**EXTRACTED TEXT**
================

Chapter 4: Comments

The chapter about comments is not inherently bad - it contains enough caveats and examples of bad vs good comments. However, Martin poisons the well right in the beginning of the chapter:

Comments are not like Schindler's List. They are not "pure good." Indeed, comments are, at best, a necessary evil. If our programming languages were expressive enough, or if we had the talent to subtly wield those languages to express our intent, we would not need comments very much—perhaps not at all.

The proper use of comments is to compensate for our failure to express ourself in code. Note that I used the word failure. I meant it. Comments are always failures. We must have them because we cannot always figure out how to express ourselves without them, but their use is not a cause for celebration.

So when you find yourself in a position where you need to write a comment, think it through and see whether there isn't some way to turn the tables and express yourself in code. Every time you express yourself in code, you should pat yourself on the back. Every time you write a comment, you should grimace and feel the failure of your ability of expression.

This is pretty damaging and I believe this is the main takeaway that developers get out the chapter. It's the second worst idea of this book: comments are failure to write good code. This hyperbolic stance had influenced many developers to avoid creating and using the useful tool. The tool of design, abstraction and documentation. This view has contributed to a broader culture where comments are undervalued and often ignored (note how comments are grayed out in most modern IDEs).

Martin is low key proposing idea of self-documenting code. This is a nice idea if it could work.

But the code can never provide all the context, even if you try using "really-relly long essays" as names. Even if we assume that executable code can perfectly describe everything that's there, quite often things that are excluded are also important part of the design.

================

**DATA SHOWN**
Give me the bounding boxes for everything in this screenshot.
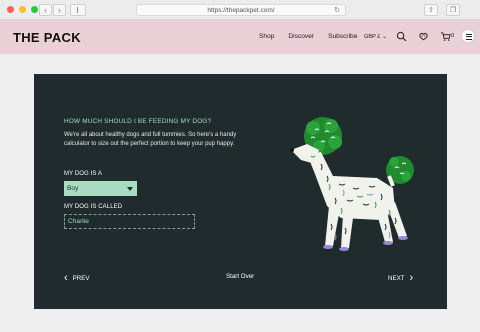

================

**WRITTEN EXERCISE**
Transcribe the passage of the critique of the comments chapter above between "The chapter about" and "cause for celebration.", inclusive.

**TASK RESPONSE**
The chapter about comments is not inherently bad - it contains enough caveats and examples of bad vs good comments. However, Martin poisons the well right in the beginning of the chapter:

Comments are not like Schindler's List. They are not "pure good." Indeed, comments are, at best, a necessary evil. If our programming languages were expressive enough, or if we had the talent to subtly wield those languages to express our intent, we would not need comments very much—perhaps not at all.

The proper use of comments is to compensate for our failure to express ourself in code. Note that I used the word failure. I meant it. Comments are always failures. We must have them because we cannot always figure out how to express ourselves without them, but their use is not a cause for celebration.